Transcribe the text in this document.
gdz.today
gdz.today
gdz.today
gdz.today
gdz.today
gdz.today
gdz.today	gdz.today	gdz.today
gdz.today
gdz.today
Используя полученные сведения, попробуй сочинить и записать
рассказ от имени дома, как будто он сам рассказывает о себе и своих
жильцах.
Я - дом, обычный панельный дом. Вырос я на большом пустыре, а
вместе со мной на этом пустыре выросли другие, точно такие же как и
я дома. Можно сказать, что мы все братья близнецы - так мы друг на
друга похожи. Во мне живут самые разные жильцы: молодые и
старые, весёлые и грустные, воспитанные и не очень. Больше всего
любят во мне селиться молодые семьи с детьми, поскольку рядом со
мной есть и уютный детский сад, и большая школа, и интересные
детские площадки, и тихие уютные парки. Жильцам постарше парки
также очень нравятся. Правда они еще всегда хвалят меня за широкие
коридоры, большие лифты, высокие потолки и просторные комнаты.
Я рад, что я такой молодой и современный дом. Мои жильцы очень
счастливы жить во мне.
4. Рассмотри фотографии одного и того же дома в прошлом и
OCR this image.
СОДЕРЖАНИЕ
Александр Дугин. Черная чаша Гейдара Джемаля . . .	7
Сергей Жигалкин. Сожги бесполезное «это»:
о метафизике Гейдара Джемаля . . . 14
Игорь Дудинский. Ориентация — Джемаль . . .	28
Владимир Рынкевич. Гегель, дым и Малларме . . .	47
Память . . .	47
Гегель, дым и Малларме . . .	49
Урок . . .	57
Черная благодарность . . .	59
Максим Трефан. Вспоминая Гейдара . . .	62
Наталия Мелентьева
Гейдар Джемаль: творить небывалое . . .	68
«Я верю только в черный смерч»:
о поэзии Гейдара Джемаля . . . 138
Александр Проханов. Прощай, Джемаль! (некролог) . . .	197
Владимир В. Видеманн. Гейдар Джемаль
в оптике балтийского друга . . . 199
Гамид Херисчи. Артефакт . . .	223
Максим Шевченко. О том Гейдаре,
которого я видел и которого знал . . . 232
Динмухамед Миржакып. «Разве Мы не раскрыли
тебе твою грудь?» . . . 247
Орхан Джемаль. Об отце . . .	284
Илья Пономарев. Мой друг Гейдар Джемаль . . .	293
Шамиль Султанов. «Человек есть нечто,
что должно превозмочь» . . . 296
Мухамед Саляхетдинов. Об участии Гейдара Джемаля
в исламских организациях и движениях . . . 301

= BRIEF =
Locate "OCR this image." in the material, then quote the line that contains it and all lines after it through the final one.

= RESULT FOR THIS TASK =
OCR this image.
СОДЕРЖАНИЕ
Александр Дугин. Черная чаша Гейдара Джемаля . . .	7
Сергей Жигалкин. Сожги бесполезное «это»:
о метафизике Гейдара Джемаля . . . 14
Игорь Дудинский. Ориентация — Джемаль . . .	28
Владимир Рынкевич. Гегель, дым и Малларме . . .	47
Память . . .	47
Гегель, дым и Малларме . . .	49
Урок . . .	57
Черная благодарность . . .	59
Максим Трефан. Вспоминая Гейдара . . .	62
Наталия Мелентьева
Гейдар Джемаль: творить небывалое . . .	68
«Я верю только в черный смерч»:
о поэзии Гейдара Джемаля . . . 138
Александр Проханов. Прощай, Джемаль! (некролог) . . .	197
Владимир В. Видеманн. Гейдар Джемаль
в оптике балтийского друга . . . 199
Гамид Херисчи. Артефакт . . .	223
Максим Шевченко. О том Гейдаре,
которого я видел и которого знал . . . 232
Динмухамед Миржакып. «Разве Мы не раскрыли
тебе твою грудь?» . . . 247
Орхан Джемаль. Об отце . . .	284
Илья Пономарев. Мой друг Гейдар Джемаль . . .	293
Шамиль Султанов. «Человек есть нечто,
что должно превозмочь» . . . 296
Мухамед Саляхетдинов. Об участии Гейдара Джемаля
в исламских организациях и движениях . . . 301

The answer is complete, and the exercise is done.